__Provided records__.
::::
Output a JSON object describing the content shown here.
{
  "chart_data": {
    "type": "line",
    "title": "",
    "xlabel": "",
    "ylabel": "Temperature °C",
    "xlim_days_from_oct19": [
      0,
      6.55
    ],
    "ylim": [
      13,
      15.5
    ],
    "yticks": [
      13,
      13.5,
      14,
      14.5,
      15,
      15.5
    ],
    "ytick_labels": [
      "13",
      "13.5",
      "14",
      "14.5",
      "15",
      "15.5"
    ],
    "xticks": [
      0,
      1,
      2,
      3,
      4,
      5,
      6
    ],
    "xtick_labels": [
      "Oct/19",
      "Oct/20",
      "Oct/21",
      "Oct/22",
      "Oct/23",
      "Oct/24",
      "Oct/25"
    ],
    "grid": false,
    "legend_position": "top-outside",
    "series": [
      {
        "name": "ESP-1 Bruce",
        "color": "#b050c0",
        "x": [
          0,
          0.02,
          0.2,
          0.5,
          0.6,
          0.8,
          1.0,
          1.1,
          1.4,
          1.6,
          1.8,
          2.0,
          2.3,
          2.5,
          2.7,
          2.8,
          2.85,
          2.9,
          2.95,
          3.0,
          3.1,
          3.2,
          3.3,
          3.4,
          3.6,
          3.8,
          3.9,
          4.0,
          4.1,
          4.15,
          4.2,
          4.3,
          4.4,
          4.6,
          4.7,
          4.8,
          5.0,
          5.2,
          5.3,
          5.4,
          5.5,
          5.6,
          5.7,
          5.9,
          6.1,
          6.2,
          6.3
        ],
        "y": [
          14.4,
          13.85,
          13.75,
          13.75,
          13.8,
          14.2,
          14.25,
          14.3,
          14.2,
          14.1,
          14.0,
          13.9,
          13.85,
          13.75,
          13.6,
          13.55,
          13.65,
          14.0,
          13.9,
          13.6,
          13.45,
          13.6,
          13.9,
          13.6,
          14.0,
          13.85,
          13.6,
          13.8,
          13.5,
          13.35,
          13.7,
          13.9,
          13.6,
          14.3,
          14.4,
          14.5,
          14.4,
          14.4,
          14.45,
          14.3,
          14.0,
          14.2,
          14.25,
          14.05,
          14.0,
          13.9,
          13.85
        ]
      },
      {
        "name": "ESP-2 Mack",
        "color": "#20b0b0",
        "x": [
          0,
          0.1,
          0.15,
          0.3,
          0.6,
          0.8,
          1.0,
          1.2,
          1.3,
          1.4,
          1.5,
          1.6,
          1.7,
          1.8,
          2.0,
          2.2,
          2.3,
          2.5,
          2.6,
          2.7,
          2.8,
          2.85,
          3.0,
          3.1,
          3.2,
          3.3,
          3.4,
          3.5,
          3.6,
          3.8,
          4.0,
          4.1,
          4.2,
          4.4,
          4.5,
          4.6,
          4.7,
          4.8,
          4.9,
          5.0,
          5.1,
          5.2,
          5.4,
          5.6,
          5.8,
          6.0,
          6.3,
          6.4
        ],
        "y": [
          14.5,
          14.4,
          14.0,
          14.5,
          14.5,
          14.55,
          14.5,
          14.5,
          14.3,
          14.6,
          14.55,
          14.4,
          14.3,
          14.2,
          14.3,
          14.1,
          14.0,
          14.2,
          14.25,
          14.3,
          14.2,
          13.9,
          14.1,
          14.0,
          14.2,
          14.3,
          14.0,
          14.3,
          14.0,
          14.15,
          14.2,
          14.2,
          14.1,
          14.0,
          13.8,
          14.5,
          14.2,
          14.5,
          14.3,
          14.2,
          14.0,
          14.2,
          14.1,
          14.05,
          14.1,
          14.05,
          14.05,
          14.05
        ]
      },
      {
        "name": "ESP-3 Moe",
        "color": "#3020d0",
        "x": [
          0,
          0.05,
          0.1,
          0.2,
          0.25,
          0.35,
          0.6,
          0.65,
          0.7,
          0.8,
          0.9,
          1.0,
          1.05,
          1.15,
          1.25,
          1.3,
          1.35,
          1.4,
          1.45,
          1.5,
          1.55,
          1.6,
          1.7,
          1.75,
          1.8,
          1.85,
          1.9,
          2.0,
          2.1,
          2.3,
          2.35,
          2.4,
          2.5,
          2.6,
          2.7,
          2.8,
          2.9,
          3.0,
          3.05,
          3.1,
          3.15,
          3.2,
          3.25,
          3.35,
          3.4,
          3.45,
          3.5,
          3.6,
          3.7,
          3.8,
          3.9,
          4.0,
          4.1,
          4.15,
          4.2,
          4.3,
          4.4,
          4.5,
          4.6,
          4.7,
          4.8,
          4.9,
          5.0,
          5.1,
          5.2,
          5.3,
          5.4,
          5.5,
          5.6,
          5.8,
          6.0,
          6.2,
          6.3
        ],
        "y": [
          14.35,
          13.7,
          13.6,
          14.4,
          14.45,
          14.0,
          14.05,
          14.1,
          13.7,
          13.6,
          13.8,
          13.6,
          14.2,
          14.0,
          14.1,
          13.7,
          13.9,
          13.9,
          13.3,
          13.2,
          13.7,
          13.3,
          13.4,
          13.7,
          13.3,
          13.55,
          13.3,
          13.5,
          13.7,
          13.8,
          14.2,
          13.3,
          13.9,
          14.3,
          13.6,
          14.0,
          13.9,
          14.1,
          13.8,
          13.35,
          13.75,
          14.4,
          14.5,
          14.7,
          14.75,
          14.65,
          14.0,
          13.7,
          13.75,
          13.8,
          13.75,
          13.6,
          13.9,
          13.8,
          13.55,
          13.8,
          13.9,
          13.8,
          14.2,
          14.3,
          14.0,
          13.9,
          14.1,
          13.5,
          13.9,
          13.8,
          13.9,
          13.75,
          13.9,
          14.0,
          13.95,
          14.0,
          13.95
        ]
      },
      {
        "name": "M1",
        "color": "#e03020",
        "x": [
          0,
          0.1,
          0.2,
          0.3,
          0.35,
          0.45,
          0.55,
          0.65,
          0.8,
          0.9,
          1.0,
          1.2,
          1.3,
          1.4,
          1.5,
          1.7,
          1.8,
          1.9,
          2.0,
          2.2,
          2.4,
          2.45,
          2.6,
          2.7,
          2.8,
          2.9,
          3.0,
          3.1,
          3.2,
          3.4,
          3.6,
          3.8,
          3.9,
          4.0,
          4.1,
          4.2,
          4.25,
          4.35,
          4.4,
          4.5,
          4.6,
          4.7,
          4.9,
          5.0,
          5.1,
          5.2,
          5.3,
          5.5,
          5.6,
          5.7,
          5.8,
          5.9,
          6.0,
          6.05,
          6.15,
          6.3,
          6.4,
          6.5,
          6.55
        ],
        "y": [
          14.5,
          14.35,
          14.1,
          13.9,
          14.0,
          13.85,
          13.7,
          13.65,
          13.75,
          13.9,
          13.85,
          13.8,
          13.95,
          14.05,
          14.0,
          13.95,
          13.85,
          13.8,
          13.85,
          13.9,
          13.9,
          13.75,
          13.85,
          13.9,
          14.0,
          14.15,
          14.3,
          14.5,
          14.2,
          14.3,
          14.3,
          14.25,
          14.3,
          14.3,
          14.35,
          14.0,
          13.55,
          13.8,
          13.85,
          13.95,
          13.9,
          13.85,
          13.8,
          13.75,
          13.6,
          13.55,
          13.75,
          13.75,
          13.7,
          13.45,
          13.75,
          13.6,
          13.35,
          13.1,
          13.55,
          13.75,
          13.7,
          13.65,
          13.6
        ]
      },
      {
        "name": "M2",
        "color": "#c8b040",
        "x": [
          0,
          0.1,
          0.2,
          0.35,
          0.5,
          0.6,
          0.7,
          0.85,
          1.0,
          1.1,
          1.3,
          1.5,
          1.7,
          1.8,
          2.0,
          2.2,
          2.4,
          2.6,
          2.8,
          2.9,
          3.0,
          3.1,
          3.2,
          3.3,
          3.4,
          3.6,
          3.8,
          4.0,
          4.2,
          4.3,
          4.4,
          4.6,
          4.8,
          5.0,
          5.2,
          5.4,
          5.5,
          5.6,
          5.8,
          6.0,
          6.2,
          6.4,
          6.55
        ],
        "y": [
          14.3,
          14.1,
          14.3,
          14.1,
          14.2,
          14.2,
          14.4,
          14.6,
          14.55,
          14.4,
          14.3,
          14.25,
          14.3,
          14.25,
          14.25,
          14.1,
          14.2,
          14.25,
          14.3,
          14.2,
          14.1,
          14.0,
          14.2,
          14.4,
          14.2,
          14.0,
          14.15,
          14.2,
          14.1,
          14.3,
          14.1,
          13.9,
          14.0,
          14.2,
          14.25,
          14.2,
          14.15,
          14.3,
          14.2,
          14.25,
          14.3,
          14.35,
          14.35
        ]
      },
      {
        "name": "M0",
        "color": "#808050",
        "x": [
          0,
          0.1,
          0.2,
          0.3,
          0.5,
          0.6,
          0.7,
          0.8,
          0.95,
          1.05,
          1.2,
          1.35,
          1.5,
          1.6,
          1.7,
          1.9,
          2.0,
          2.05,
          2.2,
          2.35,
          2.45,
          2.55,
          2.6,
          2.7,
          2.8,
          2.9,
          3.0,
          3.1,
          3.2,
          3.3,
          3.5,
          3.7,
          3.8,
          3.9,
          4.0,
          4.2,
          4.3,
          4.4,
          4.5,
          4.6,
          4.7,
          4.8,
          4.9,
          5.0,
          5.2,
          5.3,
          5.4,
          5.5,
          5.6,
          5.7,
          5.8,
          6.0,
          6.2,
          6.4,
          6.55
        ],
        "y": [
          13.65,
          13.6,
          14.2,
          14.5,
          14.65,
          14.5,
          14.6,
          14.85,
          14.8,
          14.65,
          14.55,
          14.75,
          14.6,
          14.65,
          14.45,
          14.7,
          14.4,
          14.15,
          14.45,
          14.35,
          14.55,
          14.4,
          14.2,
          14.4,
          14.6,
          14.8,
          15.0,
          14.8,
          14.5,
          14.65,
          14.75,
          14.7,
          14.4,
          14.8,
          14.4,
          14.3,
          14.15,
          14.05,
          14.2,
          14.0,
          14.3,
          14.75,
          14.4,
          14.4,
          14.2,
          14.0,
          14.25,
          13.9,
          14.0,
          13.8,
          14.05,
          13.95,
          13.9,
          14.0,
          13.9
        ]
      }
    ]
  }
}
::::
__Exercise description__. State only the count of lines above that hold the string "name".

__Problem solution__. 6